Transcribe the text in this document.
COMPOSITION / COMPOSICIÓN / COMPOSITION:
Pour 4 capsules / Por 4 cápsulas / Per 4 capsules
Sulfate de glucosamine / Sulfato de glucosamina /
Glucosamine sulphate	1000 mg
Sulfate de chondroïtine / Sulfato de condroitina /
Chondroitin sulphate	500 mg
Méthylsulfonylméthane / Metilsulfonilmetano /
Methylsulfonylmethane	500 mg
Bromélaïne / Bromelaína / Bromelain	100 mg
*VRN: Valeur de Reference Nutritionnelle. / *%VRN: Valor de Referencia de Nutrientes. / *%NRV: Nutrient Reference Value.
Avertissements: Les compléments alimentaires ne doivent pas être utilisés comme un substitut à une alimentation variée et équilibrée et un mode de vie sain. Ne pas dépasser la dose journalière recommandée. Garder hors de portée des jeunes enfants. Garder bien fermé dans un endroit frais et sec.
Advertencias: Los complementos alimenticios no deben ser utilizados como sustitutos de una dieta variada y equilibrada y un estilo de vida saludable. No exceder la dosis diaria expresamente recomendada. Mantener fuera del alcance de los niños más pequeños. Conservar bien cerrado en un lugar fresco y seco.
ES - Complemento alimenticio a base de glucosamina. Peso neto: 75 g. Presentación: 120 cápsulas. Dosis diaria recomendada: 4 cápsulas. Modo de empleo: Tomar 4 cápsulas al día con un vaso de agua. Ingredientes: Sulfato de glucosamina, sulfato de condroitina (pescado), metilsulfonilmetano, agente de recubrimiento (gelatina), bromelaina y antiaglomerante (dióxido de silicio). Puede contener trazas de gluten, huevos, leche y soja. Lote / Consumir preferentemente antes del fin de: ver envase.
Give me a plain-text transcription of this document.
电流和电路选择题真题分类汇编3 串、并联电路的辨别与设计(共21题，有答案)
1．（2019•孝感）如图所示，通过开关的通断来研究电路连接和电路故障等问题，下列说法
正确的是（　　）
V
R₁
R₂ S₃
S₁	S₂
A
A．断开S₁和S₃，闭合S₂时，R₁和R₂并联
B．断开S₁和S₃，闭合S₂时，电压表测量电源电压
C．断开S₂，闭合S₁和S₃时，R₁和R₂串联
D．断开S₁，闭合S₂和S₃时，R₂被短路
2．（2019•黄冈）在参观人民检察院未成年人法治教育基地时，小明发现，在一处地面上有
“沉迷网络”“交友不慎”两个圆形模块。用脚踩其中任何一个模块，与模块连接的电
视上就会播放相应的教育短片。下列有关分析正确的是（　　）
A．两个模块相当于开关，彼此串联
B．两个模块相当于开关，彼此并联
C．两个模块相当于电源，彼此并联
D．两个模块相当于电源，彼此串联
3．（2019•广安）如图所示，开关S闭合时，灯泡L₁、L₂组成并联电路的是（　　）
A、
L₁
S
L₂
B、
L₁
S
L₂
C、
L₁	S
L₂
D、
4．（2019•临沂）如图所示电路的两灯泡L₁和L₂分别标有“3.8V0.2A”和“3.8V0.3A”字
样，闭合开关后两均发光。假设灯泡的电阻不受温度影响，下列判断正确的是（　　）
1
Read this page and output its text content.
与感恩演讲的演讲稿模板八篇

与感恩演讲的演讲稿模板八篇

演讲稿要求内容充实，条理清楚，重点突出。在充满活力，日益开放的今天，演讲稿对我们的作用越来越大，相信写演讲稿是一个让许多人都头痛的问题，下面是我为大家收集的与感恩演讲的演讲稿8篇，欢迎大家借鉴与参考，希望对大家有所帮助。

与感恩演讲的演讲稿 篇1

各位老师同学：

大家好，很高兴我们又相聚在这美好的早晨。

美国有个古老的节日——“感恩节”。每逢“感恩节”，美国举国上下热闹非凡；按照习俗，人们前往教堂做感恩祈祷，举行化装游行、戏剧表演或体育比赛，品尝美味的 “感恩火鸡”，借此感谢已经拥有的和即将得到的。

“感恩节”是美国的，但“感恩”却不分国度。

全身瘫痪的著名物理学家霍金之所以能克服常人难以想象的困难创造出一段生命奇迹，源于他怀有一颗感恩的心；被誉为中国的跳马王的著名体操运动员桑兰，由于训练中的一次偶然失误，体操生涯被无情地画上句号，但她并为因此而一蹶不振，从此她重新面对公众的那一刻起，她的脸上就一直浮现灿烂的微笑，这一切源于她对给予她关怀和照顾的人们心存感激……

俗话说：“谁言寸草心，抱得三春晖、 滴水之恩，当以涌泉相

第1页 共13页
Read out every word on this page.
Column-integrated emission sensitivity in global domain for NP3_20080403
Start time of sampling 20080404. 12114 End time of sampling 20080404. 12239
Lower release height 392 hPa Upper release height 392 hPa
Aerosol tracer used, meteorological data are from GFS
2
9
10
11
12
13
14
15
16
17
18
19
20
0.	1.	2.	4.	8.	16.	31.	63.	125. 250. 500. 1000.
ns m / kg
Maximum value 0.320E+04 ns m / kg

* * * *

Pull every line holding "glucosamina" out of the records.

EXPECTED OUTPUT –
Sulfate de glucosamine / Sulfato de glucosamina /
ES - Complemento alimenticio a base de glucosamina. Peso neto: 75 g. Presentación: 120 cápsulas. Dosis diaria recomendada: 4 cápsulas. Modo de empleo: Tomar 4 cápsulas al día con un vaso de agua. Ingredientes: Sulfato de glucosamina, sulfato de condroitina (pescado), metilsulfonilmetano, agente de recubrimiento (gelatina), bromelaina y antiaglomerante (dióxido de silicio). Puede contener trazas de gluten, huevos, leche y soja. Lote / Consumir preferentemente antes del fin de: ver envase.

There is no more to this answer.